Extracted data entries:
* * * * * * *
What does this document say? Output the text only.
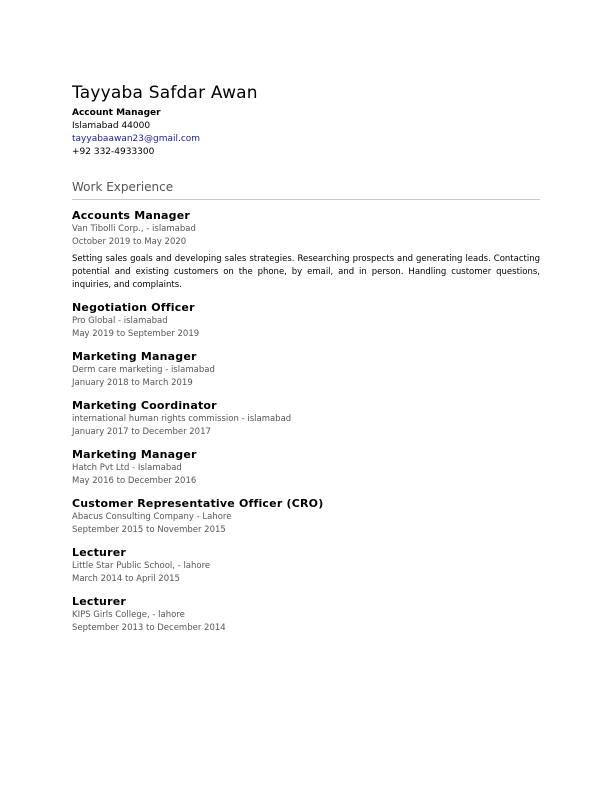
Tayyaba Safdar Awan
Account Manager
Islamabad 44000
tayyabaawan23@gmail.com
+92 332-4933300
Work Experience
Accounts Manager
Van Tibolli Corp., - islamabad
October 2019 to May 2020
Setting sales goals and developing sales strategies. Researching prospects and generating leads. Contacting potential and existing customers on the phone, by email, and in person. Handling customer questions, inquiries, and complaints.
Negotiation Officer
Pro Global - islamabad
May 2019 to September 2019
Marketing Manager
Derm care marketing - islamabad
January 2018 to March 2019
Marketing Coordinator
international human rights commission - islamabad
January 2017 to December 2017
Marketing Manager
Hatch Pvt Ltd - Islamabad
May 2016 to December 2016
Customer Representative Officer (CRO)
Abacus Consulting Company - Lahore
September 2015 to November 2015
Lecturer
Little Star Public School, - lahore
March 2014 to April 2015
Lecturer
KIPS Girls College, - lahore
September 2013 to December 2014
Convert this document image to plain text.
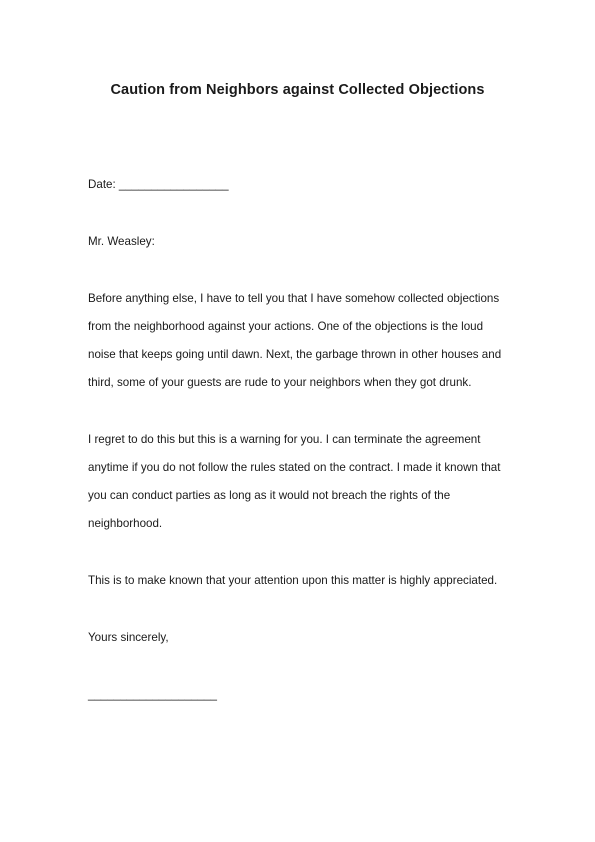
Caution from Neighbors against Collected Objections
Date: _________________
Mr. Weasley:
Before anything else, I have to tell you that I have somehow collected objections
from the neighborhood against your actions. One of the objections is the loud
noise that keeps going until dawn. Next, the garbage thrown in other houses and
third, some of your guests are rude to your neighbors when they got drunk.
I regret to do this but this is a warning for you. I can terminate the agreement
anytime if you do not follow the rules stated on the contract. I made it known that
you can conduct parties as long as it would not breach the rights of the
neighborhood.
This is to make known that your attention upon this matter is highly appreciated.
Yours sincerely,
____________________
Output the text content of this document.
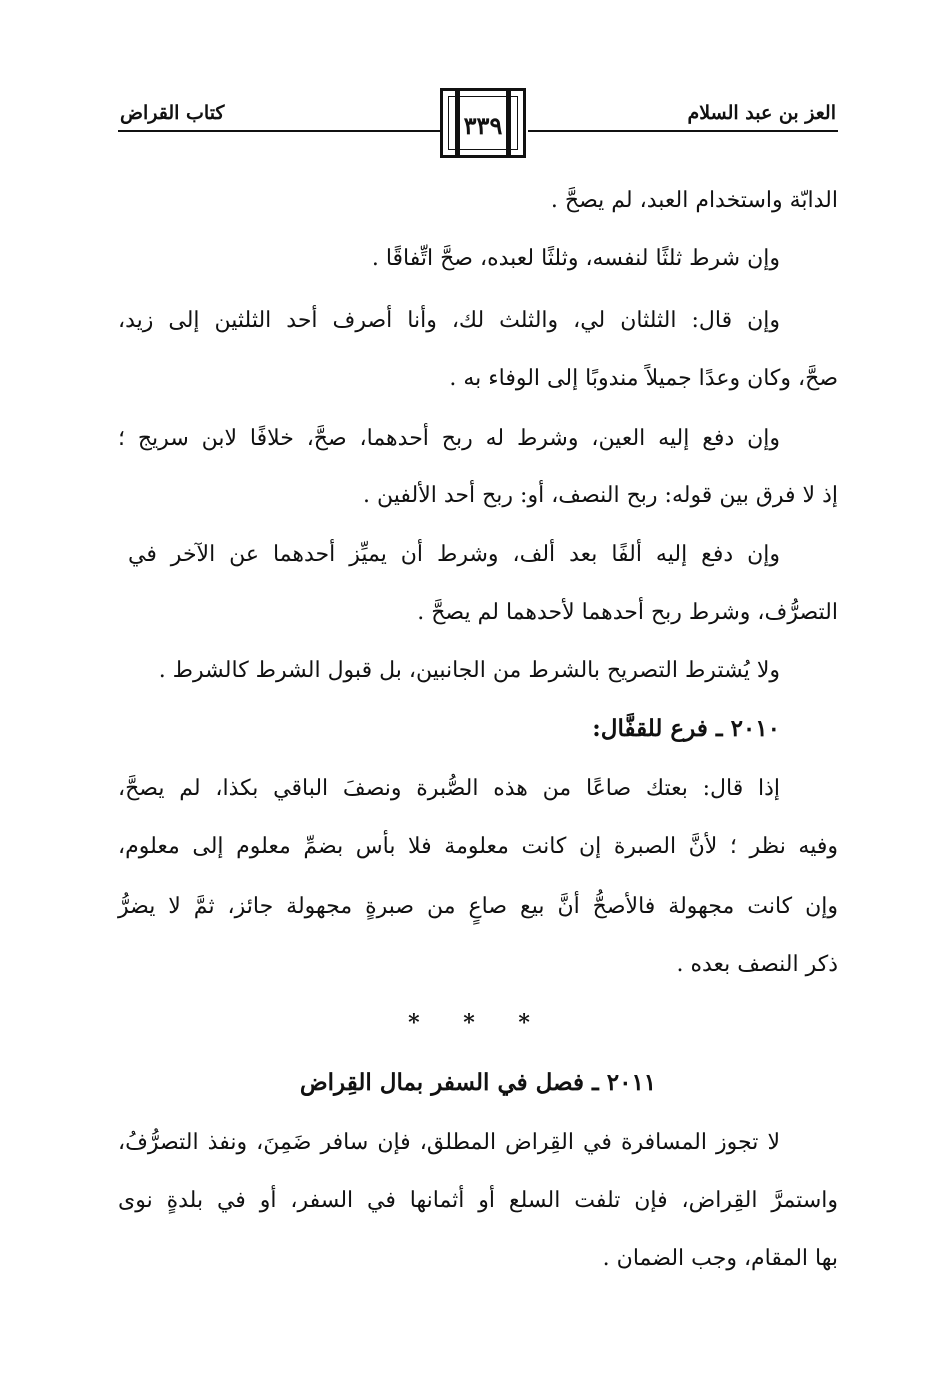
العز بن عبد السلام
٣٣٩
كتاب القراض
الدابّة واستخدام العبد، لم يصحَّ .
وإن شرط ثلثًا لنفسه، وثلثًا لعبده، صحَّ اتِّفاقًا .
وإن قال: الثلثان لي، والثلث لك، وأنا أصرف أحد الثلثين إلى زيد،
صحَّ، وكان وعدًا جميلاً مندوبًا إلى الوفاء به .
وإن دفع إليه العين، وشرط له ربح أحدهما، صحَّ، خلافًا لابن سريج ؛
إذ لا فرق بين قوله: ربح النصف، أو: ربح أحد الألفين .
وإن دفع إليه ألفًا بعد ألف، وشرط أن يميِّز أحدهما عن الآخر في
التصرُّف، وشرط ربح أحدهما لأحدهما لم يصحَّ .
ولا يُشترط التصريح بالشرط من الجانبين، بل قبول الشرط كالشرط .
٢٠١٠ ـ فرع للقفَّال:
إذا قال: بعتك صاعًا من هذه الصُّبرة ونصفَ الباقي بكذا، لم يصحَّ،
وفيه نظر ؛ لأنَّ الصبرة إن كانت معلومة فلا بأس بضمِّ معلوم إلى معلوم،
وإن كانت مجهولة فالأصحُّ أنَّ بيع صاعٍ من صبرةٍ مجهولة جائز، ثمَّ لا يضرُّ
ذكر النصف بعده .
* * *
٢٠١١ ـ فصل في السفر بمال القِراض
لا تجوز المسافرة في القِراض المطلق، فإن سافر ضَمِنَ، ونفذ التصرُّفُ،
واستمرَّ القِراض، فإن تلفت السلع أو أثمانها في السفر، أو في بلدةٍ نوى
بها المقام، وجب الضمان .
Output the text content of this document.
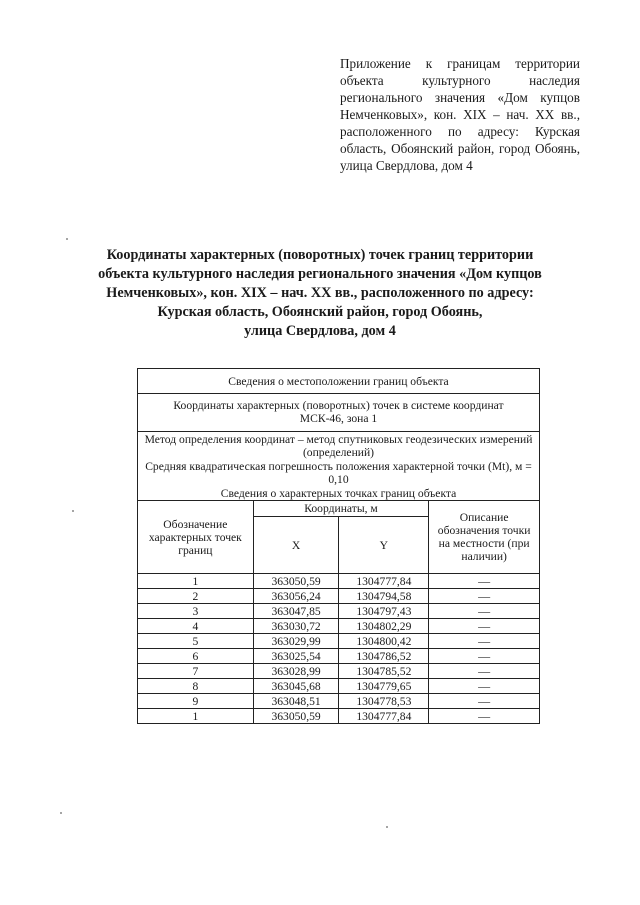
Приложение к границам территории объекта культурного наследия регионального значения «Дом купцов Немченковых», кон. XIX – нач. XX вв., расположенного по адресу: Курская область, Обоянский район, город Обоянь, улица Свердлова, дом 4
Координаты характерных (поворотных) точек границ территории
объекта культурного наследия регионального значения «Дом купцов
Немченковых», кон. XIX – нач. XX вв., расположенного по адресу:
Курская область, Обоянский район, город Обоянь,
улица Свердлова, дом 4
Сведения о местоположении границ объекта			
Координаты характерных (поворотных) точек в системе координат МСК-46, зона 1			

Метод определения координат – метод спутниковых геодезических измерений (определений)
Средняя квадратическая погрешность положения характерной точки (Mt), м = 0,10
Сведения о характерных точках границ объекта			

Обозначение характерных точек границ	Координаты, м		Описание обозначения точки на местности (при наличии)
	X	Y	
1	363050,59	1304777,84	—
2	363056,24	1304794,58	—
3	363047,85	1304797,43	—
4	363030,72	1304802,29	—
5	363029,99	1304800,42	—
6	363025,54	1304786,52	—
7	363028,99	1304785,52	—
8	363045,68	1304779,65	—
9	363048,51	1304778,53	—
1	363050,59	1304777,84	—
* * * * * * *
**WHAT TO DO:** How many of these lines contain "территории"? Write only the number.

**ANSWER TO THE TASK:** 2